_Written instruction_
The records below must be duplicated exactly, character for character.

[Chart and figure data]
#####
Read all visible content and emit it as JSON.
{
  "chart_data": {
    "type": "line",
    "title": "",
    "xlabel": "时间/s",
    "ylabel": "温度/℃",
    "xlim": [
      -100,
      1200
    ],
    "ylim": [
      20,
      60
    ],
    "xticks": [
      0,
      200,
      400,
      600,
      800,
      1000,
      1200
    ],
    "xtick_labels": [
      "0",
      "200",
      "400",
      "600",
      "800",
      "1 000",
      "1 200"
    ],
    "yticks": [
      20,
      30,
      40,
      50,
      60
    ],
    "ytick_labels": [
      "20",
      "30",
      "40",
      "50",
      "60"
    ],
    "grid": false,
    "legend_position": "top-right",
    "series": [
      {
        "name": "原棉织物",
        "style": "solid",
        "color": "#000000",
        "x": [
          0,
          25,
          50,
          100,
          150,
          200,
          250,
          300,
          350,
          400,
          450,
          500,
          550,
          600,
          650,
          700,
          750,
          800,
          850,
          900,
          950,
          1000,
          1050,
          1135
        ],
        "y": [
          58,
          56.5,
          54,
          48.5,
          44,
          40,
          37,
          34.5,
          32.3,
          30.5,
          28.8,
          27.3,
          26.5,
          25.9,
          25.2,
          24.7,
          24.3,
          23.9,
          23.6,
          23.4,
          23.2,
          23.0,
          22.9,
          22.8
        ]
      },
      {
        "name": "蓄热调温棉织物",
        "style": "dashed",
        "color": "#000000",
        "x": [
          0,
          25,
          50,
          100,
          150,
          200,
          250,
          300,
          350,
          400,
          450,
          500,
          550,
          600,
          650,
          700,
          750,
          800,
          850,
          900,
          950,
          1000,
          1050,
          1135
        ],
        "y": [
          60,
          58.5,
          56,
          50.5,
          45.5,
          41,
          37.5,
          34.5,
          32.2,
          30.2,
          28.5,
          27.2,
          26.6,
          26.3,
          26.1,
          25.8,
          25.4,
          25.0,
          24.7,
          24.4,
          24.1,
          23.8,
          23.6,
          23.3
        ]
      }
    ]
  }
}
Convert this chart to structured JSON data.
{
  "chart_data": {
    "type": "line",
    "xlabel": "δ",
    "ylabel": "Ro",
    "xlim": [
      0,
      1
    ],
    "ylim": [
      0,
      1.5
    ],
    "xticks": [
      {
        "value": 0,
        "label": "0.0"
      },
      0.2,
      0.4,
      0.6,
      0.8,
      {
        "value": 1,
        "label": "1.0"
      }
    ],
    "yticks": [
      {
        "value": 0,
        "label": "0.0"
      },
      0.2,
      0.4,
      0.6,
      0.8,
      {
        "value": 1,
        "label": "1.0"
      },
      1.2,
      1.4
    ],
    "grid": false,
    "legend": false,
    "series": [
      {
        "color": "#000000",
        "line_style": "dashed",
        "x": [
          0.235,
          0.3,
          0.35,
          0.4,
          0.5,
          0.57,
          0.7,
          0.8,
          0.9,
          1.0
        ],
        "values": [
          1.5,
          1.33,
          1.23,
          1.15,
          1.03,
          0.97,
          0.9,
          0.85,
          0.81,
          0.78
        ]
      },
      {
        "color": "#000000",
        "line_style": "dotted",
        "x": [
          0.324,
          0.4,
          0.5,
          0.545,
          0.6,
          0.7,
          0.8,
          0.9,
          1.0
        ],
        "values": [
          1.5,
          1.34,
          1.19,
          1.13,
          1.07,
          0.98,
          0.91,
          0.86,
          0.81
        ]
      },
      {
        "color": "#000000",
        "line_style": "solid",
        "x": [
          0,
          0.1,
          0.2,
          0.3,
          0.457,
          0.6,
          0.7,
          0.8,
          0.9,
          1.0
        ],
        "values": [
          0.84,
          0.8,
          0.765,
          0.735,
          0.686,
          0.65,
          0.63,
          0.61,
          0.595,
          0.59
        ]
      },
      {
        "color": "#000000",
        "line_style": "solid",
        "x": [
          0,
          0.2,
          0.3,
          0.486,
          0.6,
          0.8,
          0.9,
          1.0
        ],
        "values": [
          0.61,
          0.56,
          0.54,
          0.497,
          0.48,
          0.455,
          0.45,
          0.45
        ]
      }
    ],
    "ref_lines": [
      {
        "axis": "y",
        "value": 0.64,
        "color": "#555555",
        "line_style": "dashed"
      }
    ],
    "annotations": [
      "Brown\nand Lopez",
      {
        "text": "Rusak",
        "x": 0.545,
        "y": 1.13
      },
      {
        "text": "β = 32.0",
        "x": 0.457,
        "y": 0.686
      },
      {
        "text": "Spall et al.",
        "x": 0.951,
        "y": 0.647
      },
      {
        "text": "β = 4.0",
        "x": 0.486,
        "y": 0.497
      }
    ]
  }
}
#####
_In response_
Read all visible content and emit it as JSON.
{
  "chart_data": {
    "type": "line",
    "title": "",
    "xlabel": "时间/s",
    "ylabel": "温度/℃",
    "xlim": [
      -100,
      1200
    ],
    "ylim": [
      20,
      60
    ],
    "xticks": [
      0,
      200,
      400,
      600,
      800,
      1000,
      1200
    ],
    "xtick_labels": [
      "0",
      "200",
      "400",
      "600",
      "800",
      "1 000",
      "1 200"
    ],
    "yticks": [
      20,
      30,
      40,
      50,
      60
    ],
    "ytick_labels": [
      "20",
      "30",
      "40",
      "50",
      "60"
    ],
    "grid": false,
    "legend_position": "top-right",
    "series": [
      {
        "name": "原棉织物",
        "style": "solid",
        "color": "#000000",
        "x": [
          0,
          25,
          50,
          100,
          150,
          200,
          250,
          300,
          350,
          400,
          450,
          500,
          550,
          600,
          650,
          700,
          750,
          800,
          850,
          900,
          950,
          1000,
          1050,
          1135
        ],
        "y": [
          58,
          56.5,
          54,
          48.5,
          44,
          40,
          37,
          34.5,
          32.3,
          30.5,
          28.8,
          27.3,
          26.5,
          25.9,
          25.2,
          24.7,
          24.3,
          23.9,
          23.6,
          23.4,
          23.2,
          23.0,
          22.9,
          22.8
        ]
      },
      {
        "name": "蓄热调温棉织物",
        "style": "dashed",
        "color": "#000000",
        "x": [
          0,
          25,
          50,
          100,
          150,
          200,
          250,
          300,
          350,
          400,
          450,
          500,
          550,
          600,
          650,
          700,
          750,
          800,
          850,
          900,
          950,
          1000,
          1050,
          1135
        ],
        "y": [
          60,
          58.5,
          56,
          50.5,
          45.5,
          41,
          37.5,
          34.5,
          32.2,
          30.2,
          28.5,
          27.2,
          26.6,
          26.3,
          26.1,
          25.8,
          25.4,
          25.0,
          24.7,
          24.4,
          24.1,
          23.8,
          23.6,
          23.3
        ]
      }
    ]
  }
}
Convert this chart to structured JSON data.
{
  "chart_data": {
    "type": "line",
    "xlabel": "δ",
    "ylabel": "Ro",
    "xlim": [
      0,
      1
    ],
    "ylim": [
      0,
      1.5
    ],
    "xticks": [
      {
        "value": 0,
        "label": "0.0"
      },
      0.2,
      0.4,
      0.6,
      0.8,
      {
        "value": 1,
        "label": "1.0"
      }
    ],
    "yticks": [
      {
        "value": 0,
        "label": "0.0"
      },
      0.2,
      0.4,
      0.6,
      0.8,
      {
        "value": 1,
        "label": "1.0"
      },
      1.2,
      1.4
    ],
    "grid": false,
    "legend": false,
    "series": [
      {
        "color": "#000000",
        "line_style": "dashed",
        "x": [
          0.235,
          0.3,
          0.35,
          0.4,
          0.5,
          0.57,
          0.7,
          0.8,
          0.9,
          1.0
        ],
        "values": [
          1.5,
          1.33,
          1.23,
          1.15,
          1.03,
          0.97,
          0.9,
          0.85,
          0.81,
          0.78
        ]
      },
      {
        "color": "#000000",
        "line_style": "dotted",
        "x": [
          0.324,
          0.4,
          0.5,
          0.545,
          0.6,
          0.7,
          0.8,
          0.9,
          1.0
        ],
        "values": [
          1.5,
          1.34,
          1.19,
          1.13,
          1.07,
          0.98,
          0.91,
          0.86,
          0.81
        ]
      },
      {
        "color": "#000000",
        "line_style": "solid",
        "x": [
          0,
          0.1,
          0.2,
          0.3,
          0.457,
          0.6,
          0.7,
          0.8,
          0.9,
          1.0
        ],
        "values": [
          0.84,
          0.8,
          0.765,
          0.735,
          0.686,
          0.65,
          0.63,
          0.61,
          0.595,
          0.59
        ]
      },
      {
        "color": "#000000",
        "line_style": "solid",
        "x": [
          0,
          0.2,
          0.3,
          0.486,
          0.6,
          0.8,
          0.9,
          1.0
        ],
        "values": [
          0.61,
          0.56,
          0.54,
          0.497,
          0.48,
          0.455,
          0.45,
          0.45
        ]
      }
    ],
    "ref_lines": [
      {
        "axis": "y",
        "value": 0.64,
        "color": "#555555",
        "line_style": "dashed"
      }
    ],
    "annotations": [
      "Brown\nand Lopez",
      {
        "text": "Rusak",
        "x": 0.545,
        "y": 1.13
      },
      {
        "text": "β = 32.0",
        "x": 0.457,
        "y": 0.686
      },
      {
        "text": "Spall et al.",
        "x": 0.951,
        "y": 0.647
      },
      {
        "text": "β = 4.0",
        "x": 0.486,
        "y": 0.497
      }
    ]
  }
}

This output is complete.